### Written instruction
Tally the lines in these records that hold the string "JSON", and reply with the number alone.

### Data section
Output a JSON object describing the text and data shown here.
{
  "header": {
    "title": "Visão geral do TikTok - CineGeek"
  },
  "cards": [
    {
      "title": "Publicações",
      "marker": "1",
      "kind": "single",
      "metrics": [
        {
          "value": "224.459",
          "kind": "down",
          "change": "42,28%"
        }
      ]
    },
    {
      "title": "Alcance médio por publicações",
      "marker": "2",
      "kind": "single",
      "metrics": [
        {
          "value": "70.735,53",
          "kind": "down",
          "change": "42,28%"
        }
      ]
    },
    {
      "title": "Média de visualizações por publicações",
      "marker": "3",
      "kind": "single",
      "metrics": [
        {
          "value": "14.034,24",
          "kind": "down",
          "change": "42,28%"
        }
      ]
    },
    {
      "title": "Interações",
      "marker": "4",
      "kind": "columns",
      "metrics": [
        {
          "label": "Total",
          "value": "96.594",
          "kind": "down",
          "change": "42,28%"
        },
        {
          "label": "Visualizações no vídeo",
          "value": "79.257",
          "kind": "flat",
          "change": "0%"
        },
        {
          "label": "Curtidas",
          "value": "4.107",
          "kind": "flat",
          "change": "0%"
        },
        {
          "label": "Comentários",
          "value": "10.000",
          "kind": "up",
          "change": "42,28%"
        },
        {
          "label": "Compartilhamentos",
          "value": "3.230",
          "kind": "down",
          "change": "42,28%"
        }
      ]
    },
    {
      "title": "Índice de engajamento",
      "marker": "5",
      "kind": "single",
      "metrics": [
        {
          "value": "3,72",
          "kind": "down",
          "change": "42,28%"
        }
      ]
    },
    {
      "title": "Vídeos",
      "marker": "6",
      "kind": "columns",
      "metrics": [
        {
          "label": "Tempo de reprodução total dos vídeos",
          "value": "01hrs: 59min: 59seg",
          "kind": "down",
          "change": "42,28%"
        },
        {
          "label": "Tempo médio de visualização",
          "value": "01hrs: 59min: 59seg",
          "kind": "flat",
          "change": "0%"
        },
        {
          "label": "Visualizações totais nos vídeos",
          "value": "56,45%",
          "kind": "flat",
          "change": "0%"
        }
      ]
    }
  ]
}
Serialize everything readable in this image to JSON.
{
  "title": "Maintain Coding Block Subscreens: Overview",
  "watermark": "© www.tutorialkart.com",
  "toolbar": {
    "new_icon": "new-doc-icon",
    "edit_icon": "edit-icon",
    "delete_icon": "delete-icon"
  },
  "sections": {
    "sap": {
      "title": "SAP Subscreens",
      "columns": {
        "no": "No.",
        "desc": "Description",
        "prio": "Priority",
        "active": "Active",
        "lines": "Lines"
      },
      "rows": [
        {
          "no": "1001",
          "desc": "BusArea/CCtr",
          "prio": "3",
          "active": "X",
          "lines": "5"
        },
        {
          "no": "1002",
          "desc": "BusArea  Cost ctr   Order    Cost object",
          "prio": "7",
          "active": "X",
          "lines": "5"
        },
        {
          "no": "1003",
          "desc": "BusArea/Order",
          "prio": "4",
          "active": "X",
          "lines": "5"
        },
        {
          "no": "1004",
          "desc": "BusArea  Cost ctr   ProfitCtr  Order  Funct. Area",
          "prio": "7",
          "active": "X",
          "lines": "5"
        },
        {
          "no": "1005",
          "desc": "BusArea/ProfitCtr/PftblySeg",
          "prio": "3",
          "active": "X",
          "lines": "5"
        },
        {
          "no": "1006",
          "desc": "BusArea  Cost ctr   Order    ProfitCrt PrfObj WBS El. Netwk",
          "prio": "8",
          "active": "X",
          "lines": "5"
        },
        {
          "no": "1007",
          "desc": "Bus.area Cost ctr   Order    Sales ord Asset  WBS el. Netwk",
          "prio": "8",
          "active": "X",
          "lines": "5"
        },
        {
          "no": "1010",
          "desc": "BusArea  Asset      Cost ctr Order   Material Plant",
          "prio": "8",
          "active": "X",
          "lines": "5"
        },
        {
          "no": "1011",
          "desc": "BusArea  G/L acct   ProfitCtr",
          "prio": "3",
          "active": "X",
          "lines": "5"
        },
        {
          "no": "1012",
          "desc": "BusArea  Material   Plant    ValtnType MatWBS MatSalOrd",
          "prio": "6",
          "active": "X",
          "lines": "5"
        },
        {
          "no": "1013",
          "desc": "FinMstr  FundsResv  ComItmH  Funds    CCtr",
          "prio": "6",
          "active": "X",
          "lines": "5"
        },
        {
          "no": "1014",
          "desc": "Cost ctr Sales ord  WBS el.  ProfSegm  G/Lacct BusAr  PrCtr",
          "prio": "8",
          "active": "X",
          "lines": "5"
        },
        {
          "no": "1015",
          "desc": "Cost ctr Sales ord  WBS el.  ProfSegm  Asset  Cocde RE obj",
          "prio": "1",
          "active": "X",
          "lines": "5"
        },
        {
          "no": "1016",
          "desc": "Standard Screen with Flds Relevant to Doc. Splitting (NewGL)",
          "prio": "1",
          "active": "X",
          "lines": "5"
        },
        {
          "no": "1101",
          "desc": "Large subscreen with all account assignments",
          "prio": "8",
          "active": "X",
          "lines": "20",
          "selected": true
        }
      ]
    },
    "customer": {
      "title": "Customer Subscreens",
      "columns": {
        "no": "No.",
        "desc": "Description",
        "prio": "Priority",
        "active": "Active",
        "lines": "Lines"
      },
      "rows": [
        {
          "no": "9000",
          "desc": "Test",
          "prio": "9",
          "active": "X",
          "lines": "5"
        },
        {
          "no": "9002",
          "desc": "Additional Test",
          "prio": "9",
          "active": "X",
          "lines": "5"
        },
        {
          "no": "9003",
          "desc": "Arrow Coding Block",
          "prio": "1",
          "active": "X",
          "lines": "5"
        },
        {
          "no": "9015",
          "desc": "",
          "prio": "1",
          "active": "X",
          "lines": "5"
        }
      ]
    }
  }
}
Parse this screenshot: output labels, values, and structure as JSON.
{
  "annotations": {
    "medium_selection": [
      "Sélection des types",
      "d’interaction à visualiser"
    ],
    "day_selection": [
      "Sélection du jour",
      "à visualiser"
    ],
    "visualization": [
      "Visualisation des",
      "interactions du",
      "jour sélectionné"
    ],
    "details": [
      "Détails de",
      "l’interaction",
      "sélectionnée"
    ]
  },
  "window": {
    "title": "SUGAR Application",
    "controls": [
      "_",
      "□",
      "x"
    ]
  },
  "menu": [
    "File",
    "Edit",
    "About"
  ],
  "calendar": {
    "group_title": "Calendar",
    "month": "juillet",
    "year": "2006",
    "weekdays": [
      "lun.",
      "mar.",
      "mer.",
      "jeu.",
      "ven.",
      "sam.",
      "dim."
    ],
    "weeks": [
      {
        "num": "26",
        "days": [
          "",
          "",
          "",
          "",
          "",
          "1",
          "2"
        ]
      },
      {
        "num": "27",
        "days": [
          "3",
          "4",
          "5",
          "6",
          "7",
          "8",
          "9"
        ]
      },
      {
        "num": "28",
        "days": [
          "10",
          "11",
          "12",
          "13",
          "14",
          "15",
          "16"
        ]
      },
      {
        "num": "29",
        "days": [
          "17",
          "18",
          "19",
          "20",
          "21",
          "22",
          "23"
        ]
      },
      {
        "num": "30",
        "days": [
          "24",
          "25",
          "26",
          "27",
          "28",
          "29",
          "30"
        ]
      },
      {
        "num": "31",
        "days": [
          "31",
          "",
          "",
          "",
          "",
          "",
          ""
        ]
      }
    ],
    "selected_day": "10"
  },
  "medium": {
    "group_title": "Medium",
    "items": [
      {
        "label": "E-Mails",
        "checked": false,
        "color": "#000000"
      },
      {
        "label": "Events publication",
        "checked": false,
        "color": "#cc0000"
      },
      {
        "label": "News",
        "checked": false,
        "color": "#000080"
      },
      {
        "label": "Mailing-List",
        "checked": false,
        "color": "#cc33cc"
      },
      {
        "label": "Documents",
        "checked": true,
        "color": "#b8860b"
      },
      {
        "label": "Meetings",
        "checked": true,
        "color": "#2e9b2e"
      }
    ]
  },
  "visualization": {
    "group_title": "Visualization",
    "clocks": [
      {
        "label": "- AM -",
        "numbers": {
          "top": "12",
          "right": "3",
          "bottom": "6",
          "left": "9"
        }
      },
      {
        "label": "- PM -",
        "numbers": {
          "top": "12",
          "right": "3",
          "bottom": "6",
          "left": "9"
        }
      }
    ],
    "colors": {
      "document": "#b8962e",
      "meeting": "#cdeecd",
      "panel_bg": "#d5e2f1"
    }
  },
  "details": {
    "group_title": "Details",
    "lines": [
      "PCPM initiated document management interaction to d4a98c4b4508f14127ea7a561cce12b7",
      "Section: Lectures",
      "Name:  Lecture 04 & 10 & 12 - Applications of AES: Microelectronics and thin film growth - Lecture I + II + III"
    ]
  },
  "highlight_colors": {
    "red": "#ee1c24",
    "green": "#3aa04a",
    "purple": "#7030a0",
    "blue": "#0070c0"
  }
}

### The result
3